#### OBJETIVO DO EXERCÍCIO
No texto, o que acontecerá com as casas dos ricos que viajaram para suas segundas casas de praia ou de campo?

::: TEXTO :::

Em meio a febre e a ansiedade, pensei comigo mesma que os


parâmetros de organização do comportamento social haviam
mudado para sempre e não poderiam mais ser modificados.
Senti isso com tal convicção que a coisa perfurou meu peito,
quase como se a respiração tivesse se tornado mais fácil.
Tudo carregará para sempre o novo formato que as coisas
tomaram. Daqui para a frente, teremos ainda mais acesso a
formas digitais de consumo ainda mais excessivas, mas
nossos corpos, nossos organismos vivos, serão privados de
toda e qualquer vitalidade. A mutação tomará forma de uma
cristalização da vida orgânica, da digitalização do trabalho e do
consumo e da desmaterialização do desejo.

Os que estão casados estão agora condenados a viver vinte e


quatro horas por dia com a pessoa com a qual casaram,
mesmo que se amem ou se odeiem, ou os dois ao mesmo
tempo - o que, aliás, é a mesma coisa: casais são governados
pela lei da física quântica que diz que não há oposição entre
termos contrários, mas sim uma simultaneidade de fatos
dialéticos.

Nessa nova realidade, os que entre nós perderam o amor ou


não o encontraram a tempo – quero dizer, antes da grande
mutação do COVID-19 - estão condenados a passar o resto de
suas vidas completamente sozinhos. Sobreviveremos, mas
sem toque, sem pele.

Os que não ousaram dizer à pessoa amada que a amam, não


podem mais fazer contato com ela para expressar o seu amor
e terão que viver para sempre com a impossível antecipação
de um encontro físico que nunca acontecerá. Os que
escolheram viajar ficarão para sempre do outro lado da
fronteira, e os ricos que viajaram para suas segundas casas de
praia ou de campo (tadinhos deles!) nunca retornarão às
cidades.
Suas casas serão requisitadas para acomodar os sem teto,
que, inclusive, diferente dos ricos, viveram todo seu tempo nas
cidades. Tudo será determinado sob a nova e imprevisível
forma que as coisas tomaram depois do vírus. O que parecia
como um trancafiamento temporário continuará para o resto de
nossas vidas. Talvez as coisas mudem de novo, mas não para
os que entre nós têm mais que quarenta anos. Essa era a nova
realidade. A vida antes da grande mutação. E me perguntei
então se a vida valia a pena ser vivida assim.

::: DADOS DO EXERCÍCIO :::

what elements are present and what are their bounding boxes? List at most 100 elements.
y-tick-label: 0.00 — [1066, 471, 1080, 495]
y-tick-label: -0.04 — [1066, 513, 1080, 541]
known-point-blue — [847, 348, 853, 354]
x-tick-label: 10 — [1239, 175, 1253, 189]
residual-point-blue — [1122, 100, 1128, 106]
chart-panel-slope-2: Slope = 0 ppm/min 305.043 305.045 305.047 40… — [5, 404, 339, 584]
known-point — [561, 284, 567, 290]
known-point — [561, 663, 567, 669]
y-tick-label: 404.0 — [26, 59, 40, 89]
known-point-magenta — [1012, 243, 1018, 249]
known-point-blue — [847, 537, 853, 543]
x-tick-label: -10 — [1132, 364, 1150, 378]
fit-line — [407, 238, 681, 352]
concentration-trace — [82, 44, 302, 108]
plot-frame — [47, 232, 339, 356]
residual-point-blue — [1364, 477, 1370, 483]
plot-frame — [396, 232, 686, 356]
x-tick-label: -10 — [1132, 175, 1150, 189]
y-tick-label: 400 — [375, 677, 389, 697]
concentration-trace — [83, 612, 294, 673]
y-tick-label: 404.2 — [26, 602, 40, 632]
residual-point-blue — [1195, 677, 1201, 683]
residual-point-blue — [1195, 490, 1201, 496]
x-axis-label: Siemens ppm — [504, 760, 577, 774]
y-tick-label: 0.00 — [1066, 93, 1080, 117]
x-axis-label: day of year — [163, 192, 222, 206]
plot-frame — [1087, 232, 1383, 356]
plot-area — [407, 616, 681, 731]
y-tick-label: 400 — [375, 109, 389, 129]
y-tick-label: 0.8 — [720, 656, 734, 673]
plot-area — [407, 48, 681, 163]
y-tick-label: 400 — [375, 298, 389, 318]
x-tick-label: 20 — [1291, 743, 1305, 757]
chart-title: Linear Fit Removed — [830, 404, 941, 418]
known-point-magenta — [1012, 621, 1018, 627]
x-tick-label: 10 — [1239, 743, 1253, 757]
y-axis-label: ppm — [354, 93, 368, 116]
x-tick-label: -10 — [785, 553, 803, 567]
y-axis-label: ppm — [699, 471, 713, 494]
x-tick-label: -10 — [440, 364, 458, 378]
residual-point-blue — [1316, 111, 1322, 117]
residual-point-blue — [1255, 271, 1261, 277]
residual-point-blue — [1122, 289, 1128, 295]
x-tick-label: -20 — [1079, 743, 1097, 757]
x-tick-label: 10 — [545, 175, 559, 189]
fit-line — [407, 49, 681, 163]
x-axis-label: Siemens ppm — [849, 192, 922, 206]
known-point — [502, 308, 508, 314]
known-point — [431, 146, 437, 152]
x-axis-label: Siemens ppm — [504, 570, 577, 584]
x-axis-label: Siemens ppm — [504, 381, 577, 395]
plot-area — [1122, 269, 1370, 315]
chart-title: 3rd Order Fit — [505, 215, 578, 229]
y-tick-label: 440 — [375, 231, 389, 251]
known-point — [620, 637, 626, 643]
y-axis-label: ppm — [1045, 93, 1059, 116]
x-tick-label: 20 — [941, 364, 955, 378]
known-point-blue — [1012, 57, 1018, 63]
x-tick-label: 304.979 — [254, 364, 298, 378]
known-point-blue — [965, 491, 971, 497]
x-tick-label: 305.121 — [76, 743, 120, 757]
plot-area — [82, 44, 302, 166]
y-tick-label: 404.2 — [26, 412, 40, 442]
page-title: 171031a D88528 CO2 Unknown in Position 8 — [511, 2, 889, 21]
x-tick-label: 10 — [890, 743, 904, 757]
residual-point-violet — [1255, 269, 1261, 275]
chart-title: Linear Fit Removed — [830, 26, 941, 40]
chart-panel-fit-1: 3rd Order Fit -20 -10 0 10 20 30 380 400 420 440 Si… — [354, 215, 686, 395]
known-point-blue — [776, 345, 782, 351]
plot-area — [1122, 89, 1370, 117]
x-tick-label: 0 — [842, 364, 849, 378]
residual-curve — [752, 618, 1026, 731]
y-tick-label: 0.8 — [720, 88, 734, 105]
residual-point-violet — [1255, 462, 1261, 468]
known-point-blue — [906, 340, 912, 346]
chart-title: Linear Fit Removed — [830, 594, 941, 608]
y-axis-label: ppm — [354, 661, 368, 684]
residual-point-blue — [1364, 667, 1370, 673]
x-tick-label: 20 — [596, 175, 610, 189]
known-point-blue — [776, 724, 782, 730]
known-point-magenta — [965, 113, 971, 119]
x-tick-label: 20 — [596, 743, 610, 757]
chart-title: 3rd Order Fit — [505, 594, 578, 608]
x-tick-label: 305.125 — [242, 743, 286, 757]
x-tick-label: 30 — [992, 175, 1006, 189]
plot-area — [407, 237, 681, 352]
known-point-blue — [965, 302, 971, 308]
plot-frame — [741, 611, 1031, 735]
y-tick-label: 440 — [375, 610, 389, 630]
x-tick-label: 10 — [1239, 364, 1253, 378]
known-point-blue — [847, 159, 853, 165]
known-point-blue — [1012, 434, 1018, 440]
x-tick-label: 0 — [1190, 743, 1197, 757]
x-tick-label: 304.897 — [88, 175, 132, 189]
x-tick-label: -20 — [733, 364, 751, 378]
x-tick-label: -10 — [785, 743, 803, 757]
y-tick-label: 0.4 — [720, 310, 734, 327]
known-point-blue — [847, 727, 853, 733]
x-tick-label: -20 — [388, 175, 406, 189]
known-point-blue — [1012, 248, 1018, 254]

:::

#### SOLUÇÃO DA TAREFA
Serão requisitadas para acomodar os sem teto.